# SUPPLIED ENTRIES
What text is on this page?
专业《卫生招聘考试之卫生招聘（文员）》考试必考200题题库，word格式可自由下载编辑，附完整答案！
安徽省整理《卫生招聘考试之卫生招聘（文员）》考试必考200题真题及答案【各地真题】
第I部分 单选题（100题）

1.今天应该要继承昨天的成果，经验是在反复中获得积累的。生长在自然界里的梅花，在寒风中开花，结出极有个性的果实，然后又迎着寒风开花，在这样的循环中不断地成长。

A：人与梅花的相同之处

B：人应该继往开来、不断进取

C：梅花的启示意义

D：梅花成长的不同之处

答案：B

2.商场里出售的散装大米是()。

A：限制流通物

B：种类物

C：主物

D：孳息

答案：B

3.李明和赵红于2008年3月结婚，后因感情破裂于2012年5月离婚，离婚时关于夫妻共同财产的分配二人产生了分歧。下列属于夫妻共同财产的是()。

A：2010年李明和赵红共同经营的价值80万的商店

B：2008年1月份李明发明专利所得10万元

# PROBLEM
Write an exact transcription of every entry above.

# EXERCISE RESULT
What text is on this page?
专业《卫生招聘考试之卫生招聘（文员）》考试必考200题题库，word格式可自由下载编辑，附完整答案！
安徽省整理《卫生招聘考试之卫生招聘（文员）》考试必考200题真题及答案【各地真题】
第I部分 单选题（100题）

1.今天应该要继承昨天的成果，经验是在反复中获得积累的。生长在自然界里的梅花，在寒风中开花，结出极有个性的果实，然后又迎着寒风开花，在这样的循环中不断地成长。

A：人与梅花的相同之处

B：人应该继往开来、不断进取

C：梅花的启示意义

D：梅花成长的不同之处

答案：B

2.商场里出售的散装大米是()。

A：限制流通物

B：种类物

C：主物

D：孳息

答案：B

3.李明和赵红于2008年3月结婚，后因感情破裂于2012年5月离婚，离婚时关于夫妻共同财产的分配二人产生了分歧。下列属于夫妻共同财产的是()。

A：2010年李明和赵红共同经营的价值80万的商店

B：2008年1月份李明发明专利所得10万元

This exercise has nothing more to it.